▶ **EXERCISE TASK**:
Working from the material below, print the lines from the line holding "Transcribe the text in this document." through its final line, inclusive, exactly and with nothing else; pictures are excluded.

Stored records
§

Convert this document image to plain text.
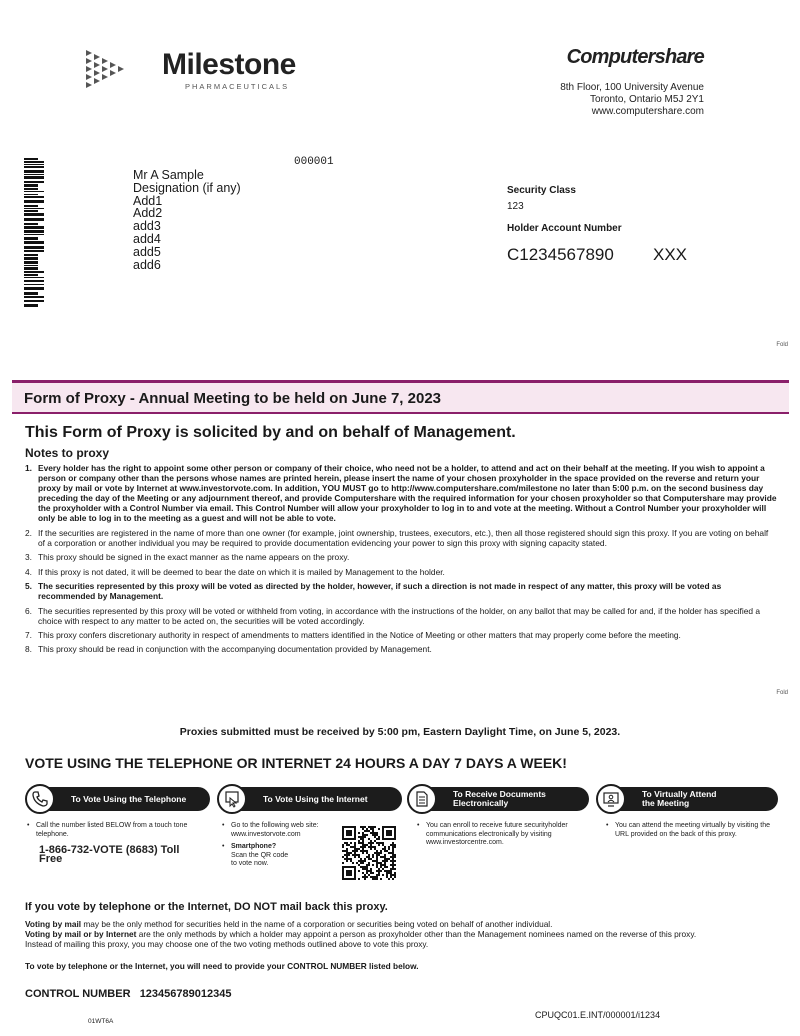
Milestone
PHARMACEUTICALS
Computershare
8th Floor, 100 University Avenue
Toronto, Ontario M5J 2Y1
www.computershare.com
000001
Mr A Sample
Designation (if any)
Add1
Add2
add3
add4
add5
add6
Security Class
123
Holder Account Number
C1234567890 XXX
Fold
Form of Proxy - Annual Meeting to be held on June 7, 2023
This Form of Proxy is solicited by and on behalf of Management.
Notes to proxy
1. Every holder has the right to appoint some other person or company of their choice, who need not be a holder, to attend and act on their behalf at the meeting. If you wish to appoint a person or company other than the persons whose names are printed herein, please insert the name of your chosen proxyholder in the space provided on the reverse and return your proxy by mail or vote by Internet at www.investorvote.com. In addition, YOU MUST go to http://www.computershare.com/milestone no later than 5:00 p.m. on the second business day preceding the day of the Meeting or any adjournment thereof, and provide Computershare with the required information for your chosen proxyholder so that Computershare may provide the proxyholder with a Control Number via email. This Control Number will allow your proxyholder to log in to and vote at the meeting. Without a Control Number your proxyholder will only be able to log in to the meeting as a guest and will not be able to vote.
2. If the securities are registered in the name of more than one owner (for example, joint ownership, trustees, executors, etc.), then all those registered should sign this proxy. If you are voting on behalf of a corporation or another individual you may be required to provide documentation evidencing your power to sign this proxy with signing capacity stated.
3. This proxy should be signed in the exact manner as the name appears on the proxy.
4. If this proxy is not dated, it will be deemed to bear the date on which it is mailed by Management to the holder.
5. The securities represented by this proxy will be voted as directed by the holder, however, if such a direction is not made in respect of any matter, this proxy will be voted as recommended by Management.
6. The securities represented by this proxy will be voted or withheld from voting, in accordance with the instructions of the holder, on any ballot that may be called for and, if the holder has specified a choice with respect to any matter to be acted on, the securities will be voted accordingly.
7. This proxy confers discretionary authority in respect of amendments to matters identified in the Notice of Meeting or other matters that may properly come before the meeting.
8. This proxy should be read in conjunction with the accompanying documentation provided by Management.
Fold
Proxies submitted must be received by 5:00 pm, Eastern Daylight Time, on June 5, 2023.
VOTE USING THE TELEPHONE OR INTERNET 24 HOURS A DAY 7 DAYS A WEEK!
To Vote Using the Telephone	To Vote Using the Internet	To Receive Documents
Electronically
To Virtually Attend
the Meeting
• Call the number listed BELOW from a touch tone telephone.
1-866-732-VOTE (8683) Toll Free
• Go to the following web site:
www.investorvote.com
• Smartphone?
Scan the QR code
to vote now.
• You can enroll to receive future securityholder communications electronically by visiting www.investorcentre.com.
• You can attend the meeting virtually by visiting the URL provided on the back of this proxy.
If you vote by telephone or the Internet, DO NOT mail back this proxy.
Voting by mail may be the only method for securities held in the name of a corporation or securities being voted on behalf of another individual.
Voting by mail or by Internet are the only methods by which a holder may appoint a person as proxyholder other than the Management nominees named on the reverse of this proxy.
Instead of mailing this proxy, you may choose one of the two voting methods outlined above to vote this proxy.
To vote by telephone or the Internet, you will need to provide your CONTROL NUMBER listed below.
CONTROL NUMBER 123456789012345
01WT6A
CPUQC01.E.INT/000001/i1234
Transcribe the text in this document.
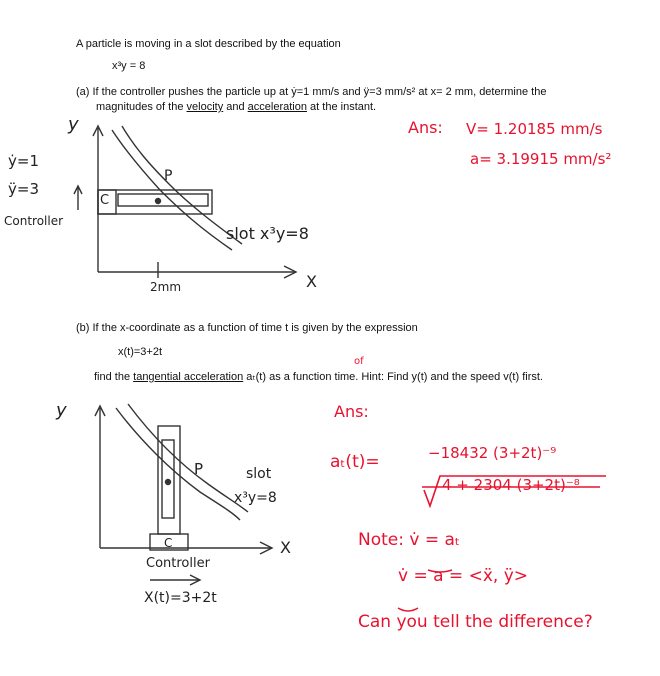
A particle is moving in a slot described by the equation
x³y = 8
(a) If the controller pushes the particle up at ẏ=1 mm/s and ÿ=3 mm/s² at x= 2 mm, determine the
magnitudes of the velocity and acceleration at the instant.
(b) If the x-coordinate as a function of time t is given by the expression
x(t)=3+2t
find the tangential acceleration aₜ(t) as a function time. Hint: Find y(t) and the speed v(t) first.
of
y
ẏ=1
ÿ=3
Controller
C
P
slot x³y=8
2mm	X
y
P	slot
x³y=8
C	X
Controller
X(t)=3+2t
Ans: V= 1.20185 mm/s
a= 3.19915 mm/s²
Ans:
aₜ(t)=	−18432 (3+2t)⁻⁹
4 + 2304 (3+2t)⁻⁸
Note: v̇ = aₜ
v̇ = a = <ẍ, ÿ>
Can you tell the difference?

§

▶ **FINAL RESULT**:
Transcribe the text in this document.
A particle is moving in a slot described by the equation
x³y = 8
(a) If the controller pushes the particle up at ẏ=1 mm/s and ÿ=3 mm/s² at x= 2 mm, determine the
magnitudes of the velocity and acceleration at the instant.
(b) If the x-coordinate as a function of time t is given by the expression
x(t)=3+2t
find the tangential acceleration aₜ(t) as a function time. Hint: Find y(t) and the speed v(t) first.
of
y
ẏ=1
ÿ=3
Controller
C
P
slot x³y=8
2mm	X
y
P	slot
x³y=8
C	X
Controller
X(t)=3+2t
Ans: V= 1.20185 mm/s
a= 3.19915 mm/s²
Ans:
aₜ(t)=	−18432 (3+2t)⁻⁹
4 + 2304 (3+2t)⁻⁸
Note: v̇ = aₜ
v̇ = a = <ẍ, ÿ>
Can you tell the difference?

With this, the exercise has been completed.